[Stored records]
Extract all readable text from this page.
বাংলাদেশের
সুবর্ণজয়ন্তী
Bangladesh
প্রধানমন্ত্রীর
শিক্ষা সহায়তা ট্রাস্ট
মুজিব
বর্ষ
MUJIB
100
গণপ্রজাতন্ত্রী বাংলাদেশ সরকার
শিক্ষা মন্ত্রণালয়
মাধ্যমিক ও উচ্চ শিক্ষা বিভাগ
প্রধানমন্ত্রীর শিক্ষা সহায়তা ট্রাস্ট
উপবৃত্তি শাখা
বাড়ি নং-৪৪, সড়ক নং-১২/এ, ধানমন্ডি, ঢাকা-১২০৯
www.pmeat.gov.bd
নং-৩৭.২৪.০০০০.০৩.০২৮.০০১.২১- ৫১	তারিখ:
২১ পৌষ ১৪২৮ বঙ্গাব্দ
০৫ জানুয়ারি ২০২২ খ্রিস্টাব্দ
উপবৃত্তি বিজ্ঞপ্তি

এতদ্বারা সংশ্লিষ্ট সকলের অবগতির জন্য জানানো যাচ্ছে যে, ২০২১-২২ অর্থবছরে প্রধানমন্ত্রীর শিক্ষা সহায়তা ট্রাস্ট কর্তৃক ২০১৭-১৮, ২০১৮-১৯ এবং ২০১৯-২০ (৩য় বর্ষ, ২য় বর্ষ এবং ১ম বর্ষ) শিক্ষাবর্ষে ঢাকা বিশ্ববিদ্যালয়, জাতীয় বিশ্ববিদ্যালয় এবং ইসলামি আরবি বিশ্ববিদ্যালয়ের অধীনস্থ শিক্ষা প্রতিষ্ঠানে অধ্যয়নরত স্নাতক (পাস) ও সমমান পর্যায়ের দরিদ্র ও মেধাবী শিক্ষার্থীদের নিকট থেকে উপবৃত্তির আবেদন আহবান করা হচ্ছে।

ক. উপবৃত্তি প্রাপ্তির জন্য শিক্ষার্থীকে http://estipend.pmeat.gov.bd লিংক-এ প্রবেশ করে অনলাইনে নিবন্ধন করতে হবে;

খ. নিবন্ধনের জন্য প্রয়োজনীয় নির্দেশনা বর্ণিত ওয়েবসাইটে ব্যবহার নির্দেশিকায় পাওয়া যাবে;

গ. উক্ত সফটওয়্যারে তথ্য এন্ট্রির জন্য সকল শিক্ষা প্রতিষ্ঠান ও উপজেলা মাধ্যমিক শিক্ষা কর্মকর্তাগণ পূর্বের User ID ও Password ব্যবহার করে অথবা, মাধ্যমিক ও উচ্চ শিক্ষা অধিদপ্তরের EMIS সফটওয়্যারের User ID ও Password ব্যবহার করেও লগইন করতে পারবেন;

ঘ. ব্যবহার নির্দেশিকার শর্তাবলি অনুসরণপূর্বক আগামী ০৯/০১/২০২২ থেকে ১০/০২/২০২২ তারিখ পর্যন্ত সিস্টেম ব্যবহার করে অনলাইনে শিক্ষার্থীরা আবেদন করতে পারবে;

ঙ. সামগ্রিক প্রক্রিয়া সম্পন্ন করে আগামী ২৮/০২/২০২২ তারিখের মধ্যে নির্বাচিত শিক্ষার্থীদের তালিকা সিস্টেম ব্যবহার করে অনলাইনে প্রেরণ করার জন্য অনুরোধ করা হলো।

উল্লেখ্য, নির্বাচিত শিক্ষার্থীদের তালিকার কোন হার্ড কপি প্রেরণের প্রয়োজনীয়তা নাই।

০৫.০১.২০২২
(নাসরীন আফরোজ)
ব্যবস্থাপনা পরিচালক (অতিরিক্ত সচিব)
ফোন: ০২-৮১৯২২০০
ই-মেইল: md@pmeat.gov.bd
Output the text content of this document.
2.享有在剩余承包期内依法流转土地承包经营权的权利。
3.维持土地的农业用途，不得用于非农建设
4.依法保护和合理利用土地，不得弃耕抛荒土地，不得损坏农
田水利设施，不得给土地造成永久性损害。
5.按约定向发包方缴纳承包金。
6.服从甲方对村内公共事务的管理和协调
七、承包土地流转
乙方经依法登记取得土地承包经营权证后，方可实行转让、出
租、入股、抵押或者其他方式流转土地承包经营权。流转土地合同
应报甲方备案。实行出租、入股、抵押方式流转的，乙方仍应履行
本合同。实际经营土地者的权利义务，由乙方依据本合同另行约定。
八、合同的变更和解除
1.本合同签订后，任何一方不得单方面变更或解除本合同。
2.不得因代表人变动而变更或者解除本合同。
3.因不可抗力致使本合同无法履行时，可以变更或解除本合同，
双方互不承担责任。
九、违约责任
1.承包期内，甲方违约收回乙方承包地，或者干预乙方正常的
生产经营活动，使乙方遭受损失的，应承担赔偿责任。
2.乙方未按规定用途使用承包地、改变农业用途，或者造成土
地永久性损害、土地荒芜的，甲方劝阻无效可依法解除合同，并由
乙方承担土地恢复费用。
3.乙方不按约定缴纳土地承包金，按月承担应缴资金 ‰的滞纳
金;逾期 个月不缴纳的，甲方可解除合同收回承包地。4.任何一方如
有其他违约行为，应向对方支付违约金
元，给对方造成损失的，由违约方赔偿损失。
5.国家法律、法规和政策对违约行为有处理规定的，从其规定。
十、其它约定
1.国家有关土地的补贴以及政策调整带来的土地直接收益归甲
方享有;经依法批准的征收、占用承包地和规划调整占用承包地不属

> _WHAT IS BEING ASKED_: Give back the whole listing, word for word.

> _RIGHT ANSWER_:
Extract all readable text from this page.
বাংলাদেশের
সুবর্ণজয়ন্তী
Bangladesh
প্রধানমন্ত্রীর
শিক্ষা সহায়তা ট্রাস্ট
মুজিব
বর্ষ
MUJIB
100
গণপ্রজাতন্ত্রী বাংলাদেশ সরকার
শিক্ষা মন্ত্রণালয়
মাধ্যমিক ও উচ্চ শিক্ষা বিভাগ
প্রধানমন্ত্রীর শিক্ষা সহায়তা ট্রাস্ট
উপবৃত্তি শাখা
বাড়ি নং-৪৪, সড়ক নং-১২/এ, ধানমন্ডি, ঢাকা-১২০৯
www.pmeat.gov.bd
নং-৩৭.২৪.০০০০.০৩.০২৮.০০১.২১- ৫১	তারিখ:
২১ পৌষ ১৪২৮ বঙ্গাব্দ
০৫ জানুয়ারি ২০২২ খ্রিস্টাব্দ
উপবৃত্তি বিজ্ঞপ্তি

এতদ্বারা সংশ্লিষ্ট সকলের অবগতির জন্য জানানো যাচ্ছে যে, ২০২১-২২ অর্থবছরে প্রধানমন্ত্রীর শিক্ষা সহায়তা ট্রাস্ট কর্তৃক ২০১৭-১৮, ২০১৮-১৯ এবং ২০১৯-২০ (৩য় বর্ষ, ২য় বর্ষ এবং ১ম বর্ষ) শিক্ষাবর্ষে ঢাকা বিশ্ববিদ্যালয়, জাতীয় বিশ্ববিদ্যালয় এবং ইসলামি আরবি বিশ্ববিদ্যালয়ের অধীনস্থ শিক্ষা প্রতিষ্ঠানে অধ্যয়নরত স্নাতক (পাস) ও সমমান পর্যায়ের দরিদ্র ও মেধাবী শিক্ষার্থীদের নিকট থেকে উপবৃত্তির আবেদন আহবান করা হচ্ছে।

ক. উপবৃত্তি প্রাপ্তির জন্য শিক্ষার্থীকে http://estipend.pmeat.gov.bd লিংক-এ প্রবেশ করে অনলাইনে নিবন্ধন করতে হবে;

খ. নিবন্ধনের জন্য প্রয়োজনীয় নির্দেশনা বর্ণিত ওয়েবসাইটে ব্যবহার নির্দেশিকায় পাওয়া যাবে;

গ. উক্ত সফটওয়্যারে তথ্য এন্ট্রির জন্য সকল শিক্ষা প্রতিষ্ঠান ও উপজেলা মাধ্যমিক শিক্ষা কর্মকর্তাগণ পূর্বের User ID ও Password ব্যবহার করে অথবা, মাধ্যমিক ও উচ্চ শিক্ষা অধিদপ্তরের EMIS সফটওয়্যারের User ID ও Password ব্যবহার করেও লগইন করতে পারবেন;

ঘ. ব্যবহার নির্দেশিকার শর্তাবলি অনুসরণপূর্বক আগামী ০৯/০১/২০২২ থেকে ১০/০২/২০২২ তারিখ পর্যন্ত সিস্টেম ব্যবহার করে অনলাইনে শিক্ষার্থীরা আবেদন করতে পারবে;

ঙ. সামগ্রিক প্রক্রিয়া সম্পন্ন করে আগামী ২৮/০২/২০২২ তারিখের মধ্যে নির্বাচিত শিক্ষার্থীদের তালিকা সিস্টেম ব্যবহার করে অনলাইনে প্রেরণ করার জন্য অনুরোধ করা হলো।

উল্লেখ্য, নির্বাচিত শিক্ষার্থীদের তালিকার কোন হার্ড কপি প্রেরণের প্রয়োজনীয়তা নাই।

০৫.০১.২০২২
(নাসরীন আফরোজ)
ব্যবস্থাপনা পরিচালক (অতিরিক্ত সচিব)
ফোন: ০২-৮১৯২২০০
ই-মেইল: md@pmeat.gov.bd
Output the text content of this document.
2.享有在剩余承包期内依法流转土地承包经营权的权利。
3.维持土地的农业用途，不得用于非农建设
4.依法保护和合理利用土地，不得弃耕抛荒土地，不得损坏农
田水利设施，不得给土地造成永久性损害。
5.按约定向发包方缴纳承包金。
6.服从甲方对村内公共事务的管理和协调
七、承包土地流转
乙方经依法登记取得土地承包经营权证后，方可实行转让、出
租、入股、抵押或者其他方式流转土地承包经营权。流转土地合同
应报甲方备案。实行出租、入股、抵押方式流转的，乙方仍应履行
本合同。实际经营土地者的权利义务，由乙方依据本合同另行约定。
八、合同的变更和解除
1.本合同签订后，任何一方不得单方面变更或解除本合同。
2.不得因代表人变动而变更或者解除本合同。
3.因不可抗力致使本合同无法履行时，可以变更或解除本合同，
双方互不承担责任。
九、违约责任
1.承包期内，甲方违约收回乙方承包地，或者干预乙方正常的
生产经营活动，使乙方遭受损失的，应承担赔偿责任。
2.乙方未按规定用途使用承包地、改变农业用途，或者造成土
地永久性损害、土地荒芜的，甲方劝阻无效可依法解除合同，并由
乙方承担土地恢复费用。
3.乙方不按约定缴纳土地承包金，按月承担应缴资金 ‰的滞纳
金;逾期 个月不缴纳的，甲方可解除合同收回承包地。4.任何一方如
有其他违约行为，应向对方支付违约金
元，给对方造成损失的，由违约方赔偿损失。
5.国家法律、法规和政策对违约行为有处理规定的，从其规定。
十、其它约定
1.国家有关土地的补贴以及政策调整带来的土地直接收益归甲
方享有;经依法批准的征收、占用承包地和规划调整占用承包地不属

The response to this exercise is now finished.